Rows taken from a dataset:
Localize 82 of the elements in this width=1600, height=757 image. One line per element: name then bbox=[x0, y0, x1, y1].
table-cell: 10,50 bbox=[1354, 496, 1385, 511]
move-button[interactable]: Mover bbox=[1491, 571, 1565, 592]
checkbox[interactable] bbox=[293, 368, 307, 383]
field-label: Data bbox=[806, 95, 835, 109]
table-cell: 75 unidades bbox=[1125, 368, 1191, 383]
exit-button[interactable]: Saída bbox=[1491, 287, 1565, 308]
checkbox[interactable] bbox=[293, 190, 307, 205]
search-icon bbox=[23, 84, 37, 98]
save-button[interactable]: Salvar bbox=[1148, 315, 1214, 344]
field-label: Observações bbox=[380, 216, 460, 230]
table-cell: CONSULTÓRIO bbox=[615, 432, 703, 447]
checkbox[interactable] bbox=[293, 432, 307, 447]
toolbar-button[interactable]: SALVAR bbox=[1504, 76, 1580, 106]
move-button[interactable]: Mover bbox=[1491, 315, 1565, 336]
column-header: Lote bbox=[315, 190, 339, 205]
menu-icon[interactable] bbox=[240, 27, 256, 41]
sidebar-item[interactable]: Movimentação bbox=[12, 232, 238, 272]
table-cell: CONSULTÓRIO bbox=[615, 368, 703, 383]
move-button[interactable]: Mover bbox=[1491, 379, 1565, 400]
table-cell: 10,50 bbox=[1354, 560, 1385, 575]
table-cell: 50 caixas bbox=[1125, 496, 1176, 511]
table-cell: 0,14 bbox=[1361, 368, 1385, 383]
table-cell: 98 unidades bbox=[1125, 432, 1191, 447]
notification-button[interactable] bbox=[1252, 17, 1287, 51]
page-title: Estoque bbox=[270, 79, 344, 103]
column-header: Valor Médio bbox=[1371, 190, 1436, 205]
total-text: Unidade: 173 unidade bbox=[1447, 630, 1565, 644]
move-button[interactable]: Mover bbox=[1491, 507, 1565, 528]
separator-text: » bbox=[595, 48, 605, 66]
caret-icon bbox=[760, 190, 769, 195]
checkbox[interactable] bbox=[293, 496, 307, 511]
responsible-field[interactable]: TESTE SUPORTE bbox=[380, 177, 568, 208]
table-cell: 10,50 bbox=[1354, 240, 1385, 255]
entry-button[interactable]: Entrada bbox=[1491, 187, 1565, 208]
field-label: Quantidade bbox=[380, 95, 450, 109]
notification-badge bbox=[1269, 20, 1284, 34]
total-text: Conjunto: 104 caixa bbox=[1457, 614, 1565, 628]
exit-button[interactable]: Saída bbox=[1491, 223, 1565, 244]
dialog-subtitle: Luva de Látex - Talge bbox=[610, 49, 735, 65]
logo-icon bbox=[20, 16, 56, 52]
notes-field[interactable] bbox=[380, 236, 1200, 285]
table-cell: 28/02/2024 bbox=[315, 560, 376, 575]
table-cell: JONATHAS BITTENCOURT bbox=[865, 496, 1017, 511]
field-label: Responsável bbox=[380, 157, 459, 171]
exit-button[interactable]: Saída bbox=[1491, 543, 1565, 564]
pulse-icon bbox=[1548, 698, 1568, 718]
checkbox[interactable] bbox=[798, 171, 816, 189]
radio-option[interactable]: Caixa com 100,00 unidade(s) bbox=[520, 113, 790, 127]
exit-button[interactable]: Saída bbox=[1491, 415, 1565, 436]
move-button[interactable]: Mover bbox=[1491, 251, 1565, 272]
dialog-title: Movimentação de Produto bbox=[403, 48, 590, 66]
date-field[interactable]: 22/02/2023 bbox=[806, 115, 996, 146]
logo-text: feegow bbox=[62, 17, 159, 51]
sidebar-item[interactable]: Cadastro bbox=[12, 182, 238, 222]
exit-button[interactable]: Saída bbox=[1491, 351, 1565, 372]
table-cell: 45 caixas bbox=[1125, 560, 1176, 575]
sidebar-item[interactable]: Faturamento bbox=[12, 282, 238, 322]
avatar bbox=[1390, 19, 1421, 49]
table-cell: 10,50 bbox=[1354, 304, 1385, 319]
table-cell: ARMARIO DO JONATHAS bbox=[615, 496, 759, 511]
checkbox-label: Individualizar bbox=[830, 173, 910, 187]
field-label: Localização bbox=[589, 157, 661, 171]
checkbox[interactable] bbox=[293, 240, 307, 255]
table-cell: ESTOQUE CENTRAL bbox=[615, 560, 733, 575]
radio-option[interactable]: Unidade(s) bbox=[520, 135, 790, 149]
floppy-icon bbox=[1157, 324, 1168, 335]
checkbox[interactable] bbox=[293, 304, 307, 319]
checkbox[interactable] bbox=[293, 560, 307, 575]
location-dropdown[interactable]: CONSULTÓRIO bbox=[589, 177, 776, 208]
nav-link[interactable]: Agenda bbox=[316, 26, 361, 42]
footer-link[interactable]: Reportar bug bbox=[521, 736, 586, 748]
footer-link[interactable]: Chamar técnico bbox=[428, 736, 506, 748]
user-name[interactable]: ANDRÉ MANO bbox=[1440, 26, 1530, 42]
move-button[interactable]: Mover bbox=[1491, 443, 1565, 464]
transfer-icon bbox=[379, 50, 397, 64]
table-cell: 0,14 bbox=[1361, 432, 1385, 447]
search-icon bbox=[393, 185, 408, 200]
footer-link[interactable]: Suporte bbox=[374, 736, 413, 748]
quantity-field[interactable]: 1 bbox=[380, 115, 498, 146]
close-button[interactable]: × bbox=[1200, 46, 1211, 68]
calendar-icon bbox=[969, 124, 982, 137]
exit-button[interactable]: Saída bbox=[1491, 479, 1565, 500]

◆ BRIEF: Transcribe the listing from its start down through the line containing "search-icon bbox=[23, 84, 37, 98]", with both ends included.

◆ RESPONSE TO THIS EXERCISE:
Localize 82 of the elements in this width=1600, height=757 image. One line per element: name then bbox=[x0, y0, x1, y1].
table-cell: 10,50 bbox=[1354, 496, 1385, 511]
move-button[interactable]: Mover bbox=[1491, 571, 1565, 592]
checkbox[interactable] bbox=[293, 368, 307, 383]
field-label: Data bbox=[806, 95, 835, 109]
table-cell: 75 unidades bbox=[1125, 368, 1191, 383]
exit-button[interactable]: Saída bbox=[1491, 287, 1565, 308]
checkbox[interactable] bbox=[293, 190, 307, 205]
search-icon bbox=[23, 84, 37, 98]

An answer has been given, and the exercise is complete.